>>>>

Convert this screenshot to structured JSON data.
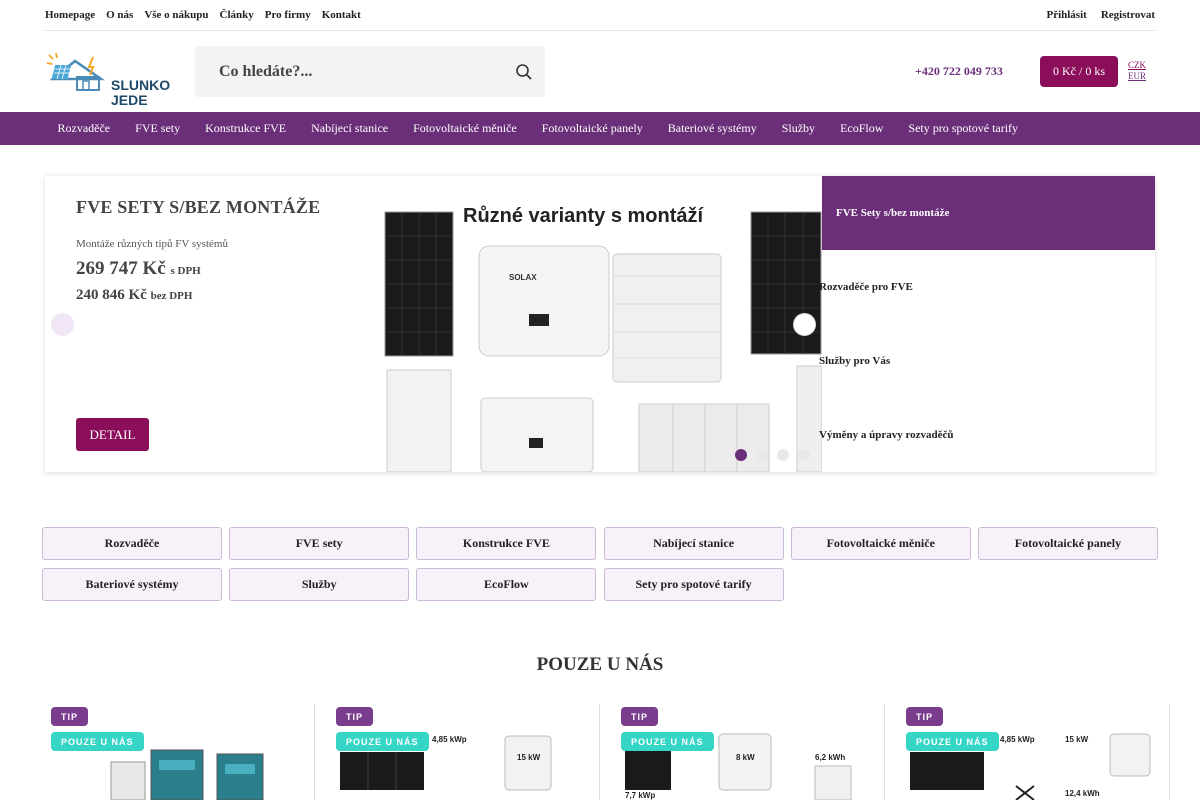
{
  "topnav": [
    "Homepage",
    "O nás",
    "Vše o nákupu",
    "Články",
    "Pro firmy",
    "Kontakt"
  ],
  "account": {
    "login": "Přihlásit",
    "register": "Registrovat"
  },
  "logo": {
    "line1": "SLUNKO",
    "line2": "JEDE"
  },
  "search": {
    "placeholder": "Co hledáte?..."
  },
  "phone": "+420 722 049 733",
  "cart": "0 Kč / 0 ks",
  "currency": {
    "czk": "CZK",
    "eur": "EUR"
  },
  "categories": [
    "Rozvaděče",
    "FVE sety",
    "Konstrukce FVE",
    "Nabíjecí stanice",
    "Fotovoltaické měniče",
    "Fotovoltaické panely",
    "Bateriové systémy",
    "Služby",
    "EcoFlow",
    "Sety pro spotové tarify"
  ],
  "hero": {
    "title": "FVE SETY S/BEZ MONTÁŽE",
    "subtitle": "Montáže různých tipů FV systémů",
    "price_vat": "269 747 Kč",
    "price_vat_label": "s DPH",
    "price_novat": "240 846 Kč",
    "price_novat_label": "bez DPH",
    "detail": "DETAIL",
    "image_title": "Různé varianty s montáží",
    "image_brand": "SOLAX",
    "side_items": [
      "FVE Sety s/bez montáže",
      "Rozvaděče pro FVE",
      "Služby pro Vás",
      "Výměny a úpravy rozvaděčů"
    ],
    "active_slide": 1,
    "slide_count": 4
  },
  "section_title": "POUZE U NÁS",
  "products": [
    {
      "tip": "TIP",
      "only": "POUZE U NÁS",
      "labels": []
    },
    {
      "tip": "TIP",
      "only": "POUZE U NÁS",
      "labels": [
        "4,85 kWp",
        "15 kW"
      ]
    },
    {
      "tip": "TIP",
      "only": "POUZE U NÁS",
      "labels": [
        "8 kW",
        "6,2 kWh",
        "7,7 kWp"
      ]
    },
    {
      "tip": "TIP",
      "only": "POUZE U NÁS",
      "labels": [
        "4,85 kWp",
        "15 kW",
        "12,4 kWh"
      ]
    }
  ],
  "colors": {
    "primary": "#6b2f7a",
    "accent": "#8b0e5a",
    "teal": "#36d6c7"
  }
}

<<<<
>>>>

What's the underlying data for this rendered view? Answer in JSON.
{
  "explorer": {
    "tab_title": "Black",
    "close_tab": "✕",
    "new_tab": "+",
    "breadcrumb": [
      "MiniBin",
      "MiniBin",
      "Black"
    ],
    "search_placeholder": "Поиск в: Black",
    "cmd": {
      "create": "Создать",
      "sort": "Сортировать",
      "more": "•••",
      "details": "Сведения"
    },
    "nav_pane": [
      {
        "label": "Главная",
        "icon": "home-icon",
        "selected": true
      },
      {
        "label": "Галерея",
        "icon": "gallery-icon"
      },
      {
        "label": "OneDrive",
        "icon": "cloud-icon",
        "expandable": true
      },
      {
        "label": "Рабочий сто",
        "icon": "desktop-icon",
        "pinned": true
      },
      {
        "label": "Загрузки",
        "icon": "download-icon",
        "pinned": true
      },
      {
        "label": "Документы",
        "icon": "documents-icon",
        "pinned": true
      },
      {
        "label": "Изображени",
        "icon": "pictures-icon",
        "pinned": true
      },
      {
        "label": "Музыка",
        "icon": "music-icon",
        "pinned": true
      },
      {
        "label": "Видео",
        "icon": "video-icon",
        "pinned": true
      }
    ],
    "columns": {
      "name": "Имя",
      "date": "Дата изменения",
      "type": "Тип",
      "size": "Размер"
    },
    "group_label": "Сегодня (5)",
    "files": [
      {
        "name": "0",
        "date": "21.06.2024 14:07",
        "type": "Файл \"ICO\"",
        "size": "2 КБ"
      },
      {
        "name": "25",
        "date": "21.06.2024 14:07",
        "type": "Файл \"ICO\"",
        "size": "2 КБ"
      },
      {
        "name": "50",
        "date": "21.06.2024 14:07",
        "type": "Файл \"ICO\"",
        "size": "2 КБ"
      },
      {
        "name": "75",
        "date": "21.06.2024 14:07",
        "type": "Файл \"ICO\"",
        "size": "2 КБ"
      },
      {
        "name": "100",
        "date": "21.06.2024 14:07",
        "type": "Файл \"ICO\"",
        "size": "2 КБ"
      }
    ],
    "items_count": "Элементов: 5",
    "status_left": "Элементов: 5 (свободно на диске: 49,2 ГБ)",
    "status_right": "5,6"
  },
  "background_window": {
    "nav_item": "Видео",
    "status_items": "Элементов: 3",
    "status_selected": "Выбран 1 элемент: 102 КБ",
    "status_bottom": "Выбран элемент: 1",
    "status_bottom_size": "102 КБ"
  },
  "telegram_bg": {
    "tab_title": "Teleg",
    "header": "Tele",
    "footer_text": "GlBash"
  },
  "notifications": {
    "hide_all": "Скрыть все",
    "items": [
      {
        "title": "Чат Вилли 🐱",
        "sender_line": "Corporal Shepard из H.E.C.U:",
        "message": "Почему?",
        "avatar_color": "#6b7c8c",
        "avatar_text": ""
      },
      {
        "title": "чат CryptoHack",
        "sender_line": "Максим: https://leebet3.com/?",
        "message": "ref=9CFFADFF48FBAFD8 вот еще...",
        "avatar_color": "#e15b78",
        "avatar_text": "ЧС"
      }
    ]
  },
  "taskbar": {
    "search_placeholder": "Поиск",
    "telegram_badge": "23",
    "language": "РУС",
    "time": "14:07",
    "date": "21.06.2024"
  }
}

<<<<

* Requirements
Identify every line above that includes the word "Black", and show those lines.

* Full response
    "tab_title": "Black",
      "Black"
    "search_placeholder": "Поиск в: Black",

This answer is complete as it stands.